▶ **Given information**
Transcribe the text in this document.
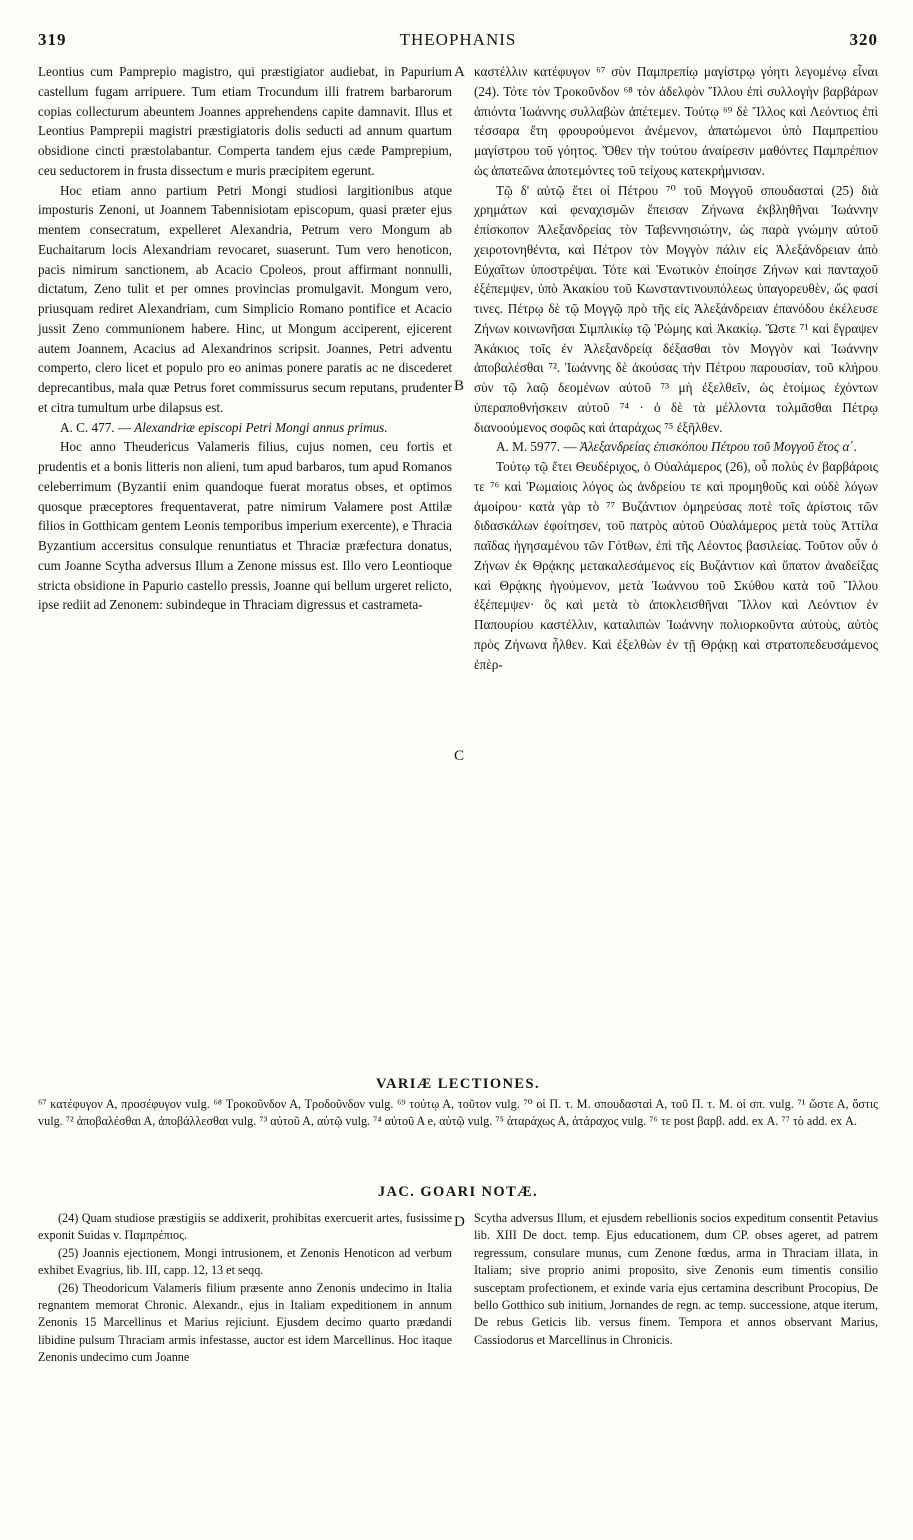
319	THEOPHANIS	320

Leontius cum Pamprepio magistro, qui præstigiator audiebat, in Papurium castellum fugam arripuere. Tum etiam Trocundum illi fratrem barbarorum copias collecturum abeuntem Joannes apprehendens capite damnavit. Illus et Leontius Pamprepii magistri præstigiatoris dolis seducti ad annum quartum obsidione cincti præstolabantur. Comperta tandem ejus cæde Pamprepium, ceu seductorem in frusta dissectum e muris præcipitem egerunt.

Hoc etiam anno partium Petri Mongi studiosi largitionibus atque imposturis Zenoni, ut Joannem Tabennisiotam episcopum, quasi præter ejus mentem consecratum, expelleret Alexandria, Petrum vero Mongum ab Euchaitarum locis Alexandriam revocaret, suaserunt. Tum vero henoticon, pacis nimirum sanctionem, ab Acacio Cpoleos, prout affirmant nonnulli, dictatum, Zeno tulit et per omnes provincias promulgavit. Mongum vero, priusquam rediret Alexandriam, cum Simplicio Romano pontifice et Acacio jussit Zeno communionem habere. Hinc, ut Mongum acciperent, ejicerent autem Joannem, Acacius ad Alexandrinos scripsit. Joannes, Petri adventu comperto, clero licet et populo pro eo animas ponere paratis ac ne discederet deprecantibus, mala quæ Petrus foret commissurus secum reputans, prudenter et citra tumultum urbe dilapsus est.

A. C. 477. — Alexandriæ episcopi Petri Mongi annus primus.

Hoc anno Theudericus Valameris filius, cujus nomen, ceu fortis et prudentis et a bonis litteris non alieni, tum apud barbaros, tum apud Romanos celeberrimum (Byzantii enim quandoque fuerat moratus obses, et optimos quosque præceptores frequentaverat, patre nimirum Valamere post Attilæ filios in Gotthicam gentem Leonis temporibus imperium exercente), e Thracia Byzantium accersitus consulque renuntiatus et Thraciæ præfectura donatus, cum Joanne Scytha adversus Illum a Zenone missus est. Illo vero Leontioque stricta obsidione in Papurio castello pressis, Joanne qui bellum urgeret relicto, ipse rediit ad Zenonem: subindeque in Thraciam digressus et castrameta-

A
B
C

καστέλλιν κατέφυγον ⁶⁷ σὺν Παμπρεπίῳ μαγίστρῳ γόητι λεγομένῳ εἶναι (24). Τότε τὸν Τροκοῦνδον ⁶⁸ τὸν ἀδελφὸν Ἴλλου ἐπὶ συλλογὴν βαρβάρων ἀπιόντα Ἰωάννης συλλαβὼν ἀπέτεμεν. Τούτῳ ⁶⁹ δὲ Ἴλλος καὶ Λεόντιος ἐπὶ τέσσαρα ἔτη φρουρούμενοι ἀνέμενον, ἀπατώμενοι ὑπὸ Παμπρεπίου μαγίστρου τοῦ γόητος. Ὅθεν τὴν τούτου ἀναίρεσιν μαθόντες Παμπρέπιον ὡς ἀπατεῶνα ἀποτεμόντες τοῦ τείχους κατεκρήμνισαν.

Τῷ δ' αὐτῷ ἔτει οἱ Πέτρου ⁷⁰ τοῦ Μογγοῦ σπουδασταὶ (25) διὰ χρημάτων καὶ φεναχισμῶν ἔπεισαν Ζήνωνα ἐκβληθῆναι Ἰωάννην ἐπίσκοπον Ἀλεξανδρείας τὸν Ταβεννησιώτην, ὡς παρὰ γνώμην αὐτοῦ χειροτονηθέντα, καὶ Πέτρον τὸν Μογγὸν πάλιν εἰς Ἀλεξάνδρειαν ἀπὸ Εὐχαΐτων ὑποστρέψαι. Τότε καὶ Ἑνωτικὸν ἐποίησε Ζήνων καὶ πανταχοῦ ἐξέπεμψεν, ὑπὸ Ἀκακίου τοῦ Κωνσταντινουπόλεως ὑπαγορευθὲν, ὥς φασί τινες. Πέτρῳ δὲ τῷ Μογγῷ πρὸ τῆς εἰς Ἀλεξάνδρειαν ἐπανόδου ἐκέλευσε Ζήνων κοινωνῆσαι Σιμπλικίῳ τῷ Ῥώμης καὶ Ἀκακίῳ. Ὥστε ⁷¹ καὶ ἔγραψεν Ἀκάκιος τοῖς ἐν Ἀλεξανδρείᾳ δέξασθαι τὸν Μογγὸν καὶ Ἰωάννην ἀποβαλέσθαι ⁷². Ἰωάννης δὲ ἀκούσας τὴν Πέτρου παρουσίαν, τοῦ κλήρου σὺν τῷ λαῷ δεομένων αὐτοῦ ⁷³ μὴ ἐξελθεῖν, ὡς ἑτοίμως ἐχόντων ὑπεραποθνήσκειν αὐτοῦ ⁷⁴ · ὁ δὲ τὰ μέλλοντα τολμᾶσθαι Πέτρῳ διανοούμενος σοφῶς καὶ ἀταράχως ⁷⁵ ἐξῆλθεν.

Α. Μ. 5977. — Ἀλεξανδρείας ἐπισκόπου Πέτρου τοῦ Μογγοῦ ἔτος α΄.

Τούτῳ τῷ ἔτει Θευδέριχος, ὁ Οὐαλάμερος (26), οὗ πολὺς ἐν βαρβάροις τε ⁷⁶ καὶ Ῥωμαίοις λόγος ὡς ἀνδρείου τε καὶ προμηθοῦς καὶ οὐδὲ λόγων ἀμοίρου· κατὰ γὰρ τὸ ⁷⁷ Βυζάντιον ὁμηρεύσας ποτὲ τοῖς ἀρίστοις τῶν διδασκάλων ἐφοίτησεν, τοῦ πατρὸς αὐτοῦ Οὐαλάμερος μετὰ τοὺς Ἀττίλα παῖδας ἡγησαμένου τῶν Γότθων, ἐπὶ τῆς Λέοντος βασιλείας. Τοῦτον οὖν ὁ Ζήνων ἐκ Θρᾴκης μετακαλεσάμενος εἰς Βυζάντιον καὶ ὕπατον ἀναδείξας καὶ Θρᾴκης ἡγούμενον, μετὰ Ἰωάννου τοῦ Σκύθου κατὰ τοῦ Ἴλλου ἐξέπεμψεν· ὃς καὶ μετὰ τὸ ἀποκλεισθῆναι Ἴλλον καὶ Λεόντιον ἐν Παπουρίου καστέλλιν, καταλιπὼν Ἰωάννην πολιορκοῦντα αὐτοὺς, αὐτὸς πρὸς Ζήνωνα ἦλθεν. Καὶ ἐξελθὼν ἐν τῇ Θρᾴκῃ καὶ στρατοπεδευσάμενος ἐπὲρ-

VARIÆ LECTIONES.

⁶⁷ κατέφυγον Α, προσέφυγον vulg. ⁶⁸ Τροκοῦνδον Α, Τροδοῦνδον vulg. ⁶⁹ τούτῳ Α, τοῦτον vulg. ⁷⁰ οἱ Π. τ. Μ. σπουδασταὶ Α, τοῦ Π. τ. Μ. οἱ σπ. vulg. ⁷¹ ὥστε Α, ὅστις vulg. ⁷² ἀποβαλέσθαι Α, ἀποβάλλεσθαι vulg. ⁷³ αὐτοῦ Α, αὐτῷ vulg. ⁷⁴ αὐτοῦ Α e, αὐτῷ vulg. ⁷⁵ ἀταράχως Α, ἀτάραχος vulg. ⁷⁶ τε post βαρβ. add. ex Α. ⁷⁷ τὸ add. ex Α.

JAC. GOARI NOTÆ.

(24) Quam studiose præstigiis se addixerit, prohibitas exercuerit artes, fusissime exponit Suidas v. Παμπρέπιος.

(25) Joannis ejectionem, Mongi intrusionem, et Zenonis Henoticon ad verbum exhibet Evagrius, lib. III, capp. 12, 13 et seqq.

(26) Theodoricum Valameris filium præsente anno Zenonis undecimo in Italia regnantem memorat Chronic. Alexandr., ejus in Italiam expeditionem in annum Zenonis 15 Marcellinus et Marius rejiciunt. Ejusdem decimo quarto prædandi libidine pulsum Thraciam armis infestasse, auctor est idem Marcellinus. Hoc itaque Zenonis undecimo cum Joanne

D Scytha adversus Illum, et ejusdem rebellionis socios expeditum consentit Petavius lib. XIII De doct. temp. Ejus educationem, dum CP. obses ageret, ad patrem regressum, consulare munus, cum Zenone fœdus, arma in Thraciam illata, in Italiam; sive proprio animi proposito, sive Zenonis eum timentis consilio susceptam profectionem, et exinde varia ejus certamina describunt Procopius, De bello Gotthico sub initium, Jornandes de regn. ac temp. successione, atque iterum, De rebus Geticis lib. versus finem. Tempora et annos observant Marius, Cassiodorus et Marcellinus in Chronicis.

▶ **Short exercise**
Extract, from the listing above, every line where the string "Ἰωάννης" occurs.

▶ **Complete answer**
καστέλλιν κατέφυγον ⁶⁷ σὺν Παμπρεπίῳ μαγίστρῳ γόητι λεγομένῳ εἶναι (24). Τότε τὸν Τροκοῦνδον ⁶⁸ τὸν ἀδελφὸν Ἴλλου ἐπὶ συλλογὴν βαρβάρων ἀπιόντα Ἰωάννης συλλαβὼν ἀπέτεμεν. Τούτῳ ⁶⁹ δὲ Ἴλλος καὶ Λεόντιος ἐπὶ τέσσαρα ἔτη φρουρούμενοι ἀνέμενον, ἀπατώμενοι ὑπὸ Παμπρεπίου μαγίστρου τοῦ γόητος. Ὅθεν τὴν τούτου ἀναίρεσιν μαθόντες Παμπρέπιον ὡς ἀπατεῶνα ἀποτεμόντες τοῦ τείχους κατεκρήμνισαν.
Τῷ δ' αὐτῷ ἔτει οἱ Πέτρου ⁷⁰ τοῦ Μογγοῦ σπουδασταὶ (25) διὰ χρημάτων καὶ φεναχισμῶν ἔπεισαν Ζήνωνα ἐκβληθῆναι Ἰωάννην ἐπίσκοπον Ἀλεξανδρείας τὸν Ταβεννησιώτην, ὡς παρὰ γνώμην αὐτοῦ χειροτονηθέντα, καὶ Πέτρον τὸν Μογγὸν πάλιν εἰς Ἀλεξάνδρειαν ἀπὸ Εὐχαΐτων ὑποστρέψαι. Τότε καὶ Ἑνωτικὸν ἐποίησε Ζήνων καὶ πανταχοῦ ἐξέπεμψεν, ὑπὸ Ἀκακίου τοῦ Κωνσταντινουπόλεως ὑπαγορευθὲν, ὥς φασί τινες. Πέτρῳ δὲ τῷ Μογγῷ πρὸ τῆς εἰς Ἀλεξάνδρειαν ἐπανόδου ἐκέλευσε Ζήνων κοινωνῆσαι Σιμπλικίῳ τῷ Ῥώμης καὶ Ἀκακίῳ. Ὥστε ⁷¹ καὶ ἔγραψεν Ἀκάκιος τοῖς ἐν Ἀλεξανδρείᾳ δέξασθαι τὸν Μογγὸν καὶ Ἰωάννην ἀποβαλέσθαι ⁷². Ἰωάννης δὲ ἀκούσας τὴν Πέτρου παρουσίαν, τοῦ κλήρου σὺν τῷ λαῷ δεομένων αὐτοῦ ⁷³ μὴ ἐξελθεῖν, ὡς ἑτοίμως ἐχόντων ὑπεραποθνήσκειν αὐτοῦ ⁷⁴ · ὁ δὲ τὰ μέλλοντα τολμᾶσθαι Πέτρῳ διανοούμενος σοφῶς καὶ ἀταράχως ⁷⁵ ἐξῆλθεν.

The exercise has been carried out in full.